(Objective) Every line that includes the word "allies" is to be listed.

(Material supplied)
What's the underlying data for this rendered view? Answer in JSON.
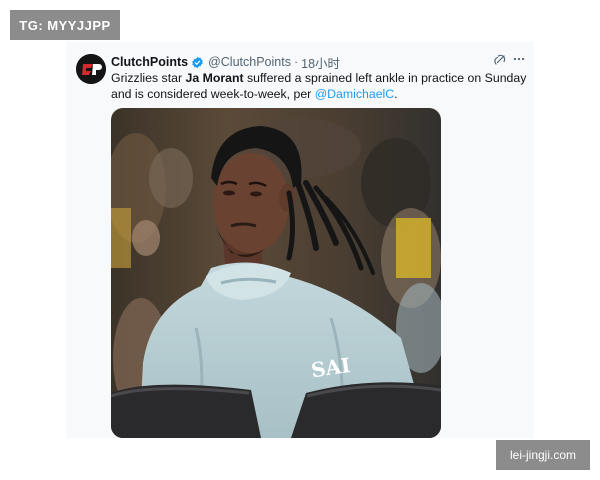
{
  "watermarks": {
    "top_left": "TG: MYYJJPP",
    "bottom_right": "lei-jingji.com"
  },
  "tweet": {
    "author": {
      "display_name": "ClutchPoints",
      "handle": "@ClutchPoints",
      "verified": true,
      "avatar_text": "CP",
      "avatar_color": "#d7282f"
    },
    "separator": "·",
    "timestamp": "18小时",
    "text": {
      "part1": "Grizzlies star ",
      "bold": "Ja Morant",
      "part2": " suffered a sprained left ankle in practice on Sunday and is considered week-to-week, per ",
      "mention": "@DamichaelC",
      "end": "."
    },
    "icons": [
      "verified-badge-icon",
      "grok-icon",
      "more-icon"
    ],
    "media": {
      "type": "photo",
      "colors": {
        "hoodie": "#b7cfd4",
        "skin": "#6a4232",
        "hair": "#151515",
        "seat": "#2a2a2c"
      }
    }
  },
  "colors": {
    "accent": "#1d9bf0",
    "text": "#0f1419",
    "secondary": "#536471",
    "watermark_bg": "#8c8c8c"
  }
}
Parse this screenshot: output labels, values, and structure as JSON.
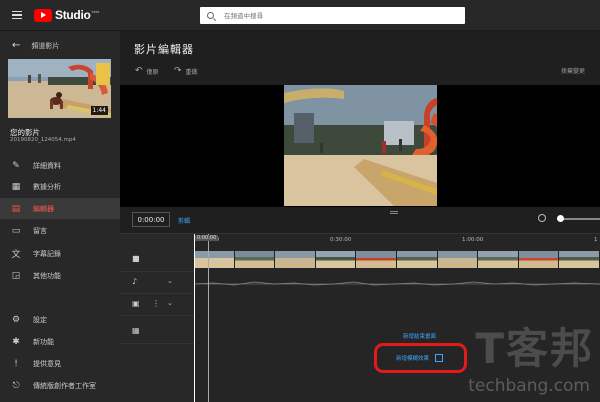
{
  "app": {
    "logo_text": "Studio",
    "logo_superscript": "beta"
  },
  "search": {
    "placeholder": "在頻道中搜尋"
  },
  "sidebar": {
    "back_label": "頻道影片",
    "thumbnail_duration": "1:44",
    "video_title": "您的影片",
    "video_filename": "20190820_124054.mp4",
    "items": [
      {
        "label": "詳細資料",
        "icon": "pencil-icon"
      },
      {
        "label": "數據分析",
        "icon": "analytics-icon"
      },
      {
        "label": "編輯器",
        "icon": "film-icon",
        "active": true
      },
      {
        "label": "留言",
        "icon": "comment-icon"
      },
      {
        "label": "字幕記錄",
        "icon": "translate-icon"
      },
      {
        "label": "其他功能",
        "icon": "other-features-icon"
      }
    ],
    "bottom_items": [
      {
        "label": "設定",
        "icon": "gear-icon"
      },
      {
        "label": "新功能",
        "icon": "new-features-icon"
      },
      {
        "label": "提供意見",
        "icon": "feedback-icon"
      },
      {
        "label": "傳統版創作者工作室",
        "icon": "classic-studio-icon"
      }
    ]
  },
  "editor": {
    "title": "影片編輯器",
    "undo_label": "復原",
    "redo_label": "重做",
    "discard_label": "捨棄變更",
    "timecode": "0:00:00",
    "trim_label": "剪輯",
    "playhead_time": "0:00:00",
    "ruler_ticks": [
      "0:00:00",
      "0:30:00",
      "1:00:00",
      "1"
    ],
    "add_end_screen": "新增結束畫面",
    "add_blur": "新增模糊效果"
  },
  "colors": {
    "accent_blue": "#3ea6ff",
    "brand_red": "#ff0000",
    "highlight_red": "#e21a1a",
    "active_nav": "#ff5a4d"
  },
  "watermark": {
    "chinese": "T客邦",
    "latin": "techbang.com"
  }
}
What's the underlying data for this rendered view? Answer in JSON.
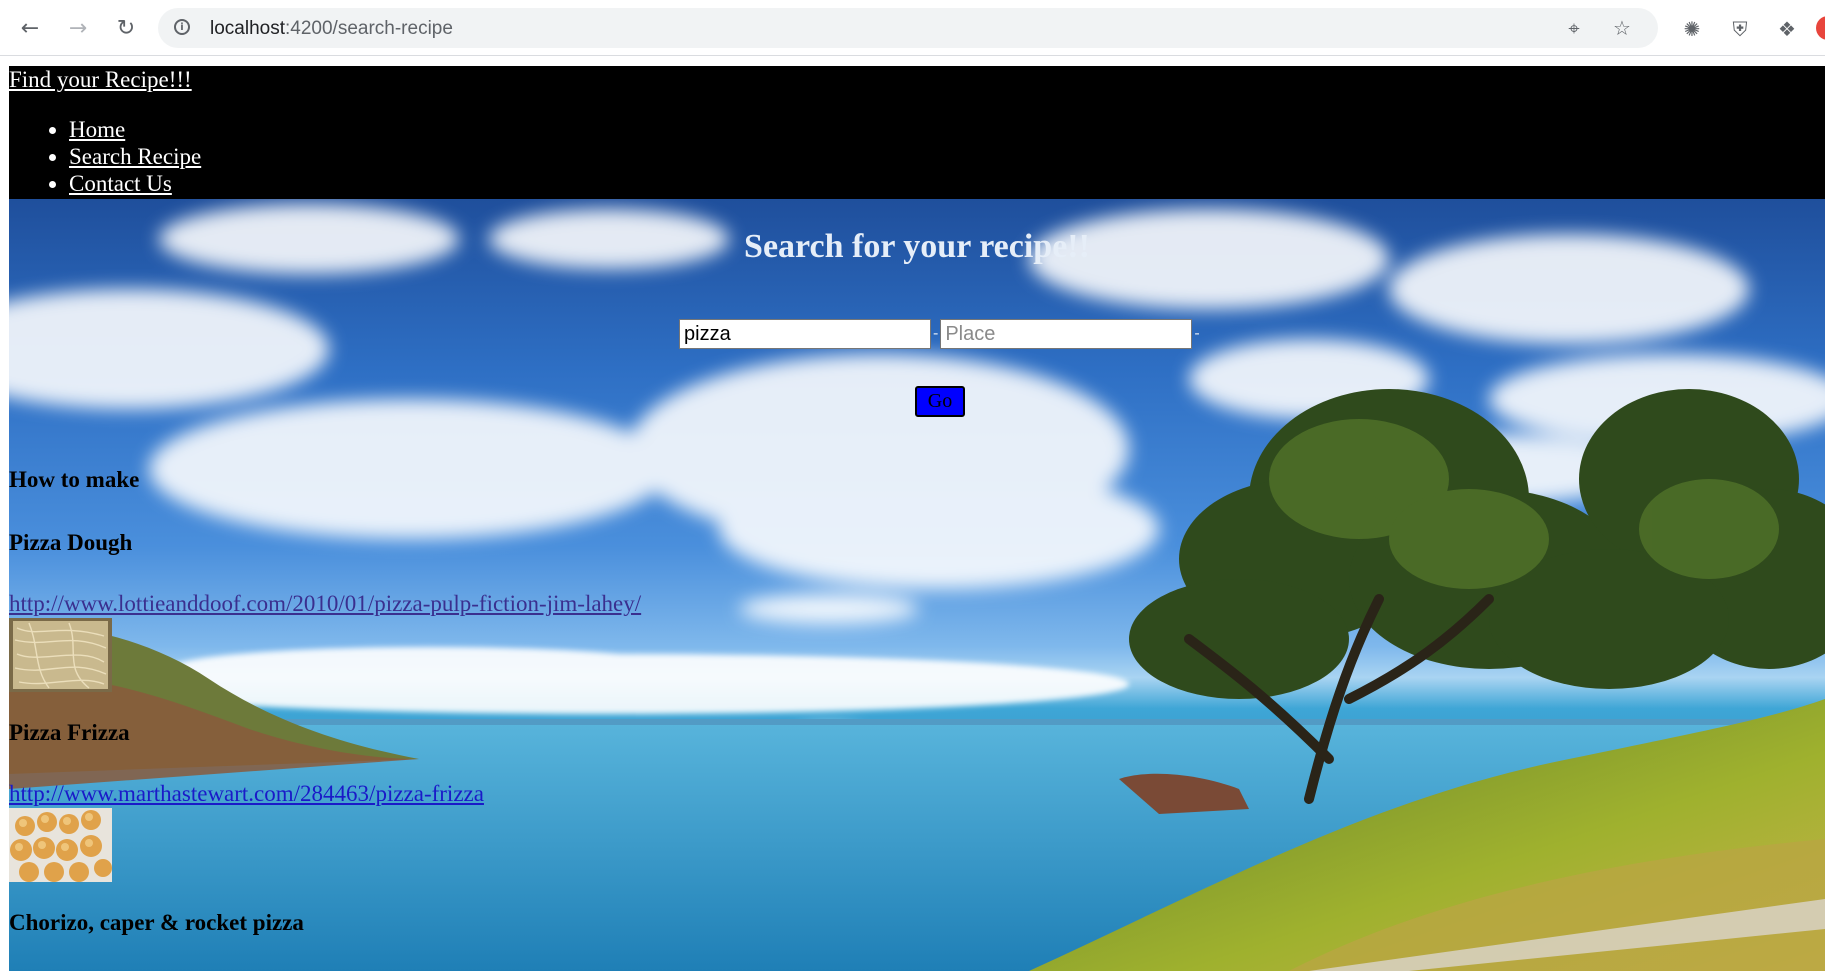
{
  "browser": {
    "url_host": "localhost",
    "url_path": ":4200/search-recipe"
  },
  "page": {
    "brand": "Find your Recipe!!!",
    "nav": [
      "Home",
      "Search Recipe",
      "Contact Us"
    ],
    "heading": "Search for your recipe!!",
    "search": {
      "query_value": "pizza",
      "place_placeholder": "Place",
      "separator": "-",
      "go_label": "Go"
    },
    "results_intro": "How to make",
    "results": [
      {
        "title": "Pizza Dough",
        "link": "http://www.lottieanddoof.com/2010/01/pizza-pulp-fiction-jim-lahey/"
      },
      {
        "title": "Pizza Frizza",
        "link": "http://www.marthastewart.com/284463/pizza-frizza"
      },
      {
        "title": "Chorizo, caper & rocket pizza"
      }
    ]
  },
  "colors": {
    "topbar": "#000000",
    "go_button": "#0000ff"
  }
}
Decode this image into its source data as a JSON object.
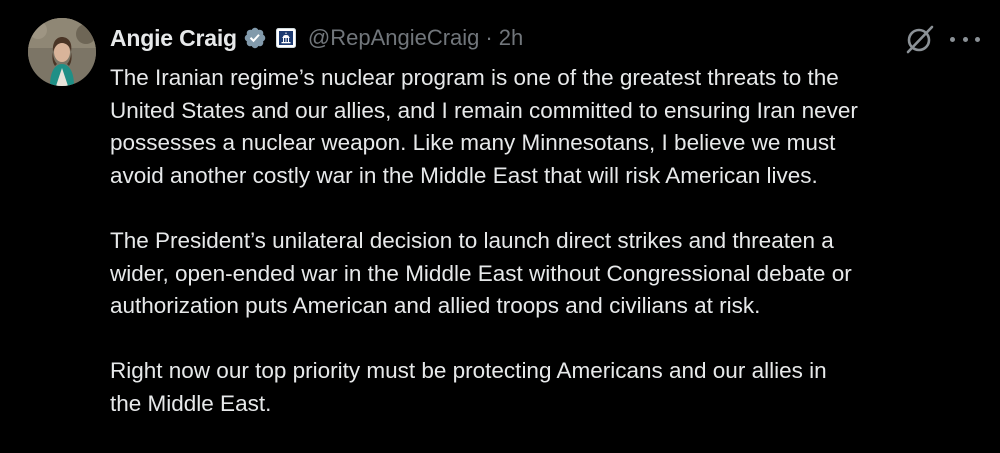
{
  "author": {
    "display_name": "Angie Craig",
    "handle": "@RepAngieCraig",
    "separator": "·",
    "time": "2h",
    "verified_color": "#829aab",
    "avatar_icon": "profile-photo"
  },
  "actions": {
    "grok_icon": "grok-icon",
    "more_icon": "more-icon"
  },
  "tweet": {
    "paragraphs": [
      {
        "lines": [
          "The Iranian regime’s nuclear program is one of the greatest threats to the",
          "United States and our allies, and I remain committed to ensuring Iran never",
          "possesses a nuclear weapon. Like many Minnesotans, I believe we must",
          "avoid another costly war in the Middle East that will risk American lives."
        ]
      },
      {
        "lines": [
          "The President’s unilateral decision to launch direct strikes and threaten a",
          "wider, open-ended war in the Middle East without Congressional debate or",
          "authorization puts American and allied troops and civilians at risk."
        ]
      },
      {
        "lines": [
          "Right now our top priority must be protecting Americans and our allies in",
          "the Middle East."
        ]
      }
    ]
  },
  "colors": {
    "background": "#000000",
    "text": "#e7e9ea",
    "secondary": "#71767b"
  }
}
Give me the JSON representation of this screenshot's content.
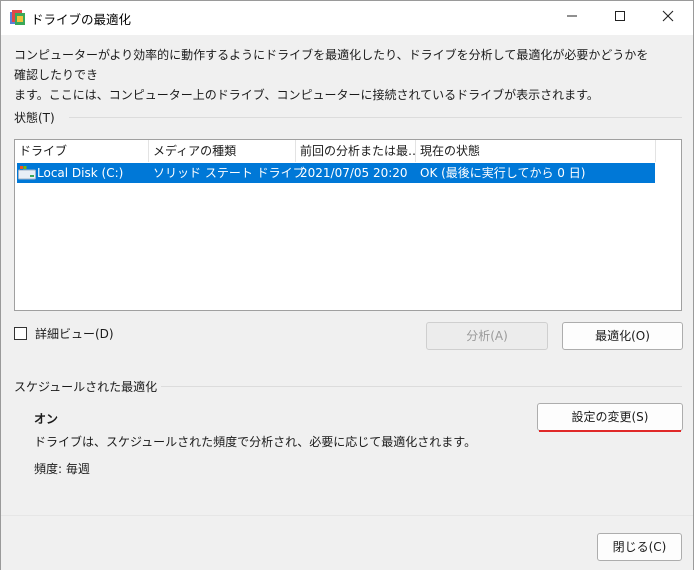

(Solution below)
          "United States and our allies, and I remain committed to ensuring Iran never",
          "Right now our top priority must be protecting Americans and our allies in",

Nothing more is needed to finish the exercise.